Each line of the data must be copied exactly.

○ ○ ○

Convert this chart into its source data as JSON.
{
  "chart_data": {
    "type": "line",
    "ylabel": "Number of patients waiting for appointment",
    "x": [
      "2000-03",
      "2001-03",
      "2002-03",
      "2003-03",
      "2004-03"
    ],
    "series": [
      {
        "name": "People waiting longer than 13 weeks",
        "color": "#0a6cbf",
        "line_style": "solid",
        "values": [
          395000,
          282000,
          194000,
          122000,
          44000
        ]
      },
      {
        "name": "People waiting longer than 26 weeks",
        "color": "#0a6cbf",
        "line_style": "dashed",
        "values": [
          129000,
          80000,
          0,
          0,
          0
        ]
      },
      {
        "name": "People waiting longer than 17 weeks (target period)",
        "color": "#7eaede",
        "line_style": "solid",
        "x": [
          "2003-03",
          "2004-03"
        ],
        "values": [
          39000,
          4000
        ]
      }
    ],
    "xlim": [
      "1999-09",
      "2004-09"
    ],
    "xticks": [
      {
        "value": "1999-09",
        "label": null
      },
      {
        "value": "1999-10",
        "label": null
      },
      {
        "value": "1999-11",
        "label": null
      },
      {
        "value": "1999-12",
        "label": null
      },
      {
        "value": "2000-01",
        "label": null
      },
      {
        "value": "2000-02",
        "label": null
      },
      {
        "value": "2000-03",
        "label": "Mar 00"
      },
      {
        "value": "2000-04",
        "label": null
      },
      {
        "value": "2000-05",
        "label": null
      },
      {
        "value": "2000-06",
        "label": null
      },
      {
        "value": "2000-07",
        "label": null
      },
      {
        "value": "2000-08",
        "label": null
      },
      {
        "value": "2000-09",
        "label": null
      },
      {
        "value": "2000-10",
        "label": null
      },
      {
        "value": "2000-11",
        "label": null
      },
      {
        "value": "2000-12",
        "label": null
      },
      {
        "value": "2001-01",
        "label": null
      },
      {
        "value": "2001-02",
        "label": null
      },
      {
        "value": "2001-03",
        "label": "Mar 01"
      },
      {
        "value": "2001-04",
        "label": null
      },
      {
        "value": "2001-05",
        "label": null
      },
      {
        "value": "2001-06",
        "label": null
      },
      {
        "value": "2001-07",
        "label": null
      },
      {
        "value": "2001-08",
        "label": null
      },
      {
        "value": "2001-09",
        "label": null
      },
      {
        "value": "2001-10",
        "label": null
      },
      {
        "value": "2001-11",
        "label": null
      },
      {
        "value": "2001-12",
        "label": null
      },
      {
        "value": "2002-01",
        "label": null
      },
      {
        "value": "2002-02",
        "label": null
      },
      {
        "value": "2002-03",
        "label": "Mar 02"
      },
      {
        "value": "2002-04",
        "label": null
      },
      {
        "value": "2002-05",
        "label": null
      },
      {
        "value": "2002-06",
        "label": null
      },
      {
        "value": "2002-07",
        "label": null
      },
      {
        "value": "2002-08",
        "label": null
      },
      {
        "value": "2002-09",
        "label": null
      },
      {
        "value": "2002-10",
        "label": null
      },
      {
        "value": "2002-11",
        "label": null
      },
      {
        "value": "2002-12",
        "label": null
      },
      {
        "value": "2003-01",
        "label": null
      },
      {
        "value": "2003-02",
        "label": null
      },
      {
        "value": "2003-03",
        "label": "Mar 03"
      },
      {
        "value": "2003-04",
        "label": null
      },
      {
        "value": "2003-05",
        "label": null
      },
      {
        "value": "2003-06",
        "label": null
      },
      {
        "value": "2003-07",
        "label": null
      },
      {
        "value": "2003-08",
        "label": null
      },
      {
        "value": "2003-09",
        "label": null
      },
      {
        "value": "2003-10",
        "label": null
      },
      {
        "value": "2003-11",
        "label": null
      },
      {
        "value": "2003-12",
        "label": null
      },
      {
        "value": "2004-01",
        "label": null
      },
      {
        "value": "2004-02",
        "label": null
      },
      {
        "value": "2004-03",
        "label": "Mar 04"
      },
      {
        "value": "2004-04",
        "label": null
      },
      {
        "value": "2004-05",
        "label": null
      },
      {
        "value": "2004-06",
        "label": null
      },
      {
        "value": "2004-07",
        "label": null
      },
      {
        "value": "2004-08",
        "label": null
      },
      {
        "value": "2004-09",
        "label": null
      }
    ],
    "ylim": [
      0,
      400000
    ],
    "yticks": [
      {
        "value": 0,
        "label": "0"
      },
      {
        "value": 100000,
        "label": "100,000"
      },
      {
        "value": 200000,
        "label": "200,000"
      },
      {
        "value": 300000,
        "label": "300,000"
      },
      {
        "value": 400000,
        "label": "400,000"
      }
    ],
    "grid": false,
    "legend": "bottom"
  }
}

○ ○ ○

■ SOLUTION TO THIS EXERCISE:
Convert this chart into its source data as JSON.
{
  "chart_data": {
    "type": "line",
    "ylabel": "Number of patients waiting for appointment",
    "x": [
      "2000-03",
      "2001-03",
      "2002-03",
      "2003-03",
      "2004-03"
    ],
    "series": [
      {
        "name": "People waiting longer than 13 weeks",
        "color": "#0a6cbf",
        "line_style": "solid",
        "values": [
          395000,
          282000,
          194000,
          122000,
          44000
        ]
      },
      {
        "name": "People waiting longer than 26 weeks",
        "color": "#0a6cbf",
        "line_style": "dashed",
        "values": [
          129000,
          80000,
          0,
          0,
          0
        ]
      },
      {
        "name": "People waiting longer than 17 weeks (target period)",
        "color": "#7eaede",
        "line_style": "solid",
        "x": [
          "2003-03",
          "2004-03"
        ],
        "values": [
          39000,
          4000
        ]
      }
    ],
    "xlim": [
      "1999-09",
      "2004-09"
    ],
    "xticks": [
      {
        "value": "1999-09",
        "label": null
      },
      {
        "value": "1999-10",
        "label": null
      },
      {
        "value": "1999-11",
        "label": null
      },
      {
        "value": "1999-12",
        "label": null
      },
      {
        "value": "2000-01",
        "label": null
      },
      {
        "value": "2000-02",
        "label": null
      },
      {
        "value": "2000-03",
        "label": "Mar 00"
      },
      {
        "value": "2000-04",
        "label": null
      },
      {
        "value": "2000-05",
        "label": null
      },
      {
        "value": "2000-06",
        "label": null
      },
      {
        "value": "2000-07",
        "label": null
      },
      {
        "value": "2000-08",
        "label": null
      },
      {
        "value": "2000-09",
        "label": null
      },
      {
        "value": "2000-10",
        "label": null
      },
      {
        "value": "2000-11",
        "label": null
      },
      {
        "value": "2000-12",
        "label": null
      },
      {
        "value": "2001-01",
        "label": null
      },
      {
        "value": "2001-02",
        "label": null
      },
      {
        "value": "2001-03",
        "label": "Mar 01"
      },
      {
        "value": "2001-04",
        "label": null
      },
      {
        "value": "2001-05",
        "label": null
      },
      {
        "value": "2001-06",
        "label": null
      },
      {
        "value": "2001-07",
        "label": null
      },
      {
        "value": "2001-08",
        "label": null
      },
      {
        "value": "2001-09",
        "label": null
      },
      {
        "value": "2001-10",
        "label": null
      },
      {
        "value": "2001-11",
        "label": null
      },
      {
        "value": "2001-12",
        "label": null
      },
      {
        "value": "2002-01",
        "label": null
      },
      {
        "value": "2002-02",
        "label": null
      },
      {
        "value": "2002-03",
        "label": "Mar 02"
      },
      {
        "value": "2002-04",
        "label": null
      },
      {
        "value": "2002-05",
        "label": null
      },
      {
        "value": "2002-06",
        "label": null
      },
      {
        "value": "2002-07",
        "label": null
      },
      {
        "value": "2002-08",
        "label": null
      },
      {
        "value": "2002-09",
        "label": null
      },
      {
        "value": "2002-10",
        "label": null
      },
      {
        "value": "2002-11",
        "label": null
      },
      {
        "value": "2002-12",
        "label": null
      },
      {
        "value": "2003-01",
        "label": null
      },
      {
        "value": "2003-02",
        "label": null
      },
      {
        "value": "2003-03",
        "label": "Mar 03"
      },
      {
        "value": "2003-04",
        "label": null
      },
      {
        "value": "2003-05",
        "label": null
      },
      {
        "value": "2003-06",
        "label": null
      },
      {
        "value": "2003-07",
        "label": null
      },
      {
        "value": "2003-08",
        "label": null
      },
      {
        "value": "2003-09",
        "label": null
      },
      {
        "value": "2003-10",
        "label": null
      },
      {
        "value": "2003-11",
        "label": null
      },
      {
        "value": "2003-12",
        "label": null
      },
      {
        "value": "2004-01",
        "label": null
      },
      {
        "value": "2004-02",
        "label": null
      },
      {
        "value": "2004-03",
        "label": "Mar 04"
      },
      {
        "value": "2004-04",
        "label": null
      },
      {
        "value": "2004-05",
        "label": null
      },
      {
        "value": "2004-06",
        "label": null
      },
      {
        "value": "2004-07",
        "label": null
      },
      {
        "value": "2004-08",
        "label": null
      },
      {
        "value": "2004-09",
        "label": null
      }
    ],
    "ylim": [
      0,
      400000
    ],
    "yticks": [
      {
        "value": 0,
        "label": "0"
      },
      {
        "value": 100000,
        "label": "100,000"
      },
      {
        "value": 200000,
        "label": "200,000"
      },
      {
        "value": 300000,
        "label": "300,000"
      },
      {
        "value": 400000,
        "label": "400,000"
      }
    ],
    "grid": false,
    "legend": "bottom"
  }
}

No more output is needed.